*Task instructions*: In the entries below, count every line with the word "icon". Return only the count.

== Rows ==

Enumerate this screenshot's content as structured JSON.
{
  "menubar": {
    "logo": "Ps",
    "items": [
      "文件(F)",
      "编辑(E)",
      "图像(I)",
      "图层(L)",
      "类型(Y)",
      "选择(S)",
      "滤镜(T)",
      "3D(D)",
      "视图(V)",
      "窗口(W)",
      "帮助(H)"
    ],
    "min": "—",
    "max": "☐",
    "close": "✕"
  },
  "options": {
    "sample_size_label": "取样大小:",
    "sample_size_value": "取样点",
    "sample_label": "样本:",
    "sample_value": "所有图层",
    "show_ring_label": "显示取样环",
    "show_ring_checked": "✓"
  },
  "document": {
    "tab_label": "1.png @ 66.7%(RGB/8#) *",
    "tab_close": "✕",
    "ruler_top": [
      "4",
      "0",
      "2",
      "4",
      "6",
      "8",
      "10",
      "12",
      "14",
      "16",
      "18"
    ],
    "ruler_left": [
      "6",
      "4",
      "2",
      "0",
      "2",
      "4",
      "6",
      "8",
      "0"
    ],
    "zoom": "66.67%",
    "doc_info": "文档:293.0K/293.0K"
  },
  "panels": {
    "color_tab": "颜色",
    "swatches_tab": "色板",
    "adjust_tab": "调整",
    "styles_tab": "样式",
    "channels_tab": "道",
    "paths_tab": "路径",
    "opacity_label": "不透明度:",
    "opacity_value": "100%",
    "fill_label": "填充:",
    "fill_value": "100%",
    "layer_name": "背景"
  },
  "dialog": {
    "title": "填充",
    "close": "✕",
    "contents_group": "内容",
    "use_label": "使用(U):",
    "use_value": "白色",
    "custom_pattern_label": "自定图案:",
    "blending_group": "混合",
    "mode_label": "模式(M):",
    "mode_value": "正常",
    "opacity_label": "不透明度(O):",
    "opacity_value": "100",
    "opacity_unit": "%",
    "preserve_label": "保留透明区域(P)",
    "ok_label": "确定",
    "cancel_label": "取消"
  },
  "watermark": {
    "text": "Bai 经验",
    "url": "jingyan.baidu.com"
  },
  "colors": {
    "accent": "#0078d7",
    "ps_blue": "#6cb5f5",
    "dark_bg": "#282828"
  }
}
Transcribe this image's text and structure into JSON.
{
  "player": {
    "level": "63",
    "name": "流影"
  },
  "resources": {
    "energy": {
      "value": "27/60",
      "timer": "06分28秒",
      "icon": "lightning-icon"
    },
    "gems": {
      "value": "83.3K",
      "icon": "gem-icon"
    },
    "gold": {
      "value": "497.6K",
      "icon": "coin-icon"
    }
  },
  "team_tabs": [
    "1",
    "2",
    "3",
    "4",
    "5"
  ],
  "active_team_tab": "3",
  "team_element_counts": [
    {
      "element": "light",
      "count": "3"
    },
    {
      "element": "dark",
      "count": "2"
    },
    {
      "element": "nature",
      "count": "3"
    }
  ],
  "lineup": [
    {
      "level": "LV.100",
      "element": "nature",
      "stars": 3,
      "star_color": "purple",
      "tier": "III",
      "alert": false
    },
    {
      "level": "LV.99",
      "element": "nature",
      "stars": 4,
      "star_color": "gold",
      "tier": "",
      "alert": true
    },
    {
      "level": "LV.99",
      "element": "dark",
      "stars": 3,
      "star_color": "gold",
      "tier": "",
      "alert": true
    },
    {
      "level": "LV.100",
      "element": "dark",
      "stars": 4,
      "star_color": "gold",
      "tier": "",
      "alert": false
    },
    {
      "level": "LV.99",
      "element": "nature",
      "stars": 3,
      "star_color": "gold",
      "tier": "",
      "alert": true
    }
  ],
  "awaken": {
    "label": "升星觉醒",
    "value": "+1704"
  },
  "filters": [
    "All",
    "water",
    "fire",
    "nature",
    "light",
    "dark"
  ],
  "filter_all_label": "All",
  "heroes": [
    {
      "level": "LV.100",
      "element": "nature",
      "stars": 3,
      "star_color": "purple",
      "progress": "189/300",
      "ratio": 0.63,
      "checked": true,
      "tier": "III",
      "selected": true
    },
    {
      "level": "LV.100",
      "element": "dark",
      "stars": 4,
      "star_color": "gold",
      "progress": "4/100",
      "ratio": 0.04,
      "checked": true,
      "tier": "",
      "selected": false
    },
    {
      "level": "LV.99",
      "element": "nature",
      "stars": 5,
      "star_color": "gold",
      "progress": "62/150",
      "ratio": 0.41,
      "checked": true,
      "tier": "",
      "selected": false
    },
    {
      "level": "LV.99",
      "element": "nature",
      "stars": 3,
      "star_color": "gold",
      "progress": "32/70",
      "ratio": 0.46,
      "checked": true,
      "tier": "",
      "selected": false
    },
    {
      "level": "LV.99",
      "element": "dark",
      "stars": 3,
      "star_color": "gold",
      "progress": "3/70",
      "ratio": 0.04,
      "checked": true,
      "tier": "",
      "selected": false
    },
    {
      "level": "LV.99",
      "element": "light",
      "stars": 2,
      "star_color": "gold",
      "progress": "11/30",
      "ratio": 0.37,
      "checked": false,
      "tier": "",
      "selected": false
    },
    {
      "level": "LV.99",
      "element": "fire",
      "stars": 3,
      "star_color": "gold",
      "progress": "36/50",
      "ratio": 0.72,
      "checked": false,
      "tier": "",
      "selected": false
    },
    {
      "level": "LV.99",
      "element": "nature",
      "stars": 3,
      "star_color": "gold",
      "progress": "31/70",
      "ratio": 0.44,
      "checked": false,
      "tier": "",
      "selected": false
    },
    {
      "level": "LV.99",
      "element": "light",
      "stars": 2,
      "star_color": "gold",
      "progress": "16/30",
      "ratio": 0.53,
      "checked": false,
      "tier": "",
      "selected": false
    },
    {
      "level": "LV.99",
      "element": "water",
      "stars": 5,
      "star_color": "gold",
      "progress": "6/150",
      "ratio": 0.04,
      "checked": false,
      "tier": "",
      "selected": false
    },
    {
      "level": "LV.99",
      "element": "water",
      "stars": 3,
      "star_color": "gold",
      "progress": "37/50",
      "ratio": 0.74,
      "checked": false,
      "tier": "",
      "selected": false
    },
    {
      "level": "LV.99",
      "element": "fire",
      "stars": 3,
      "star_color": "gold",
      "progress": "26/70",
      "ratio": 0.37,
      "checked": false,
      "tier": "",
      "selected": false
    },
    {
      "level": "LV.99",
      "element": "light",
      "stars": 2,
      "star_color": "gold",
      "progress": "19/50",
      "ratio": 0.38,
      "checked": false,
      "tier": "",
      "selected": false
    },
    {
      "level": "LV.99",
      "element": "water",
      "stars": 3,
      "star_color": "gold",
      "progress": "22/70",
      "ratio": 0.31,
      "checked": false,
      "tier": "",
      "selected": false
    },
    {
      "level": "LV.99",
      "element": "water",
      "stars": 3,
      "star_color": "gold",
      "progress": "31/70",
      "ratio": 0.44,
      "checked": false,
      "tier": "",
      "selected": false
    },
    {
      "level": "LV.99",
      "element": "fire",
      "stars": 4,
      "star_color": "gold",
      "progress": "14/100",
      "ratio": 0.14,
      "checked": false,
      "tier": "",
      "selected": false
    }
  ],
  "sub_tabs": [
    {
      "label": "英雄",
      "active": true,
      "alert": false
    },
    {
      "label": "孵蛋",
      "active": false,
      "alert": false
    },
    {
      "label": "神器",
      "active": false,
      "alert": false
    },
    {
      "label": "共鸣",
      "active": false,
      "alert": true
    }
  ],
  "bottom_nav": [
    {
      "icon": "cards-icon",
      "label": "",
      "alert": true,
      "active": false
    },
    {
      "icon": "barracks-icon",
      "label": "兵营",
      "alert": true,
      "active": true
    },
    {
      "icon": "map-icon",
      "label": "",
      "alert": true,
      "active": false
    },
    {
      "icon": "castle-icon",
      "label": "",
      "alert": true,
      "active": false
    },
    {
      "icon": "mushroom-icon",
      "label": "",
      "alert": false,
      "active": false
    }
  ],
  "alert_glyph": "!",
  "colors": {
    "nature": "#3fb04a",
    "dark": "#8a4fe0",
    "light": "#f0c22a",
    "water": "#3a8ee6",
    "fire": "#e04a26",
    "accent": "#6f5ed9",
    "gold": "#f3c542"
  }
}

===

*Reply to the task*: 8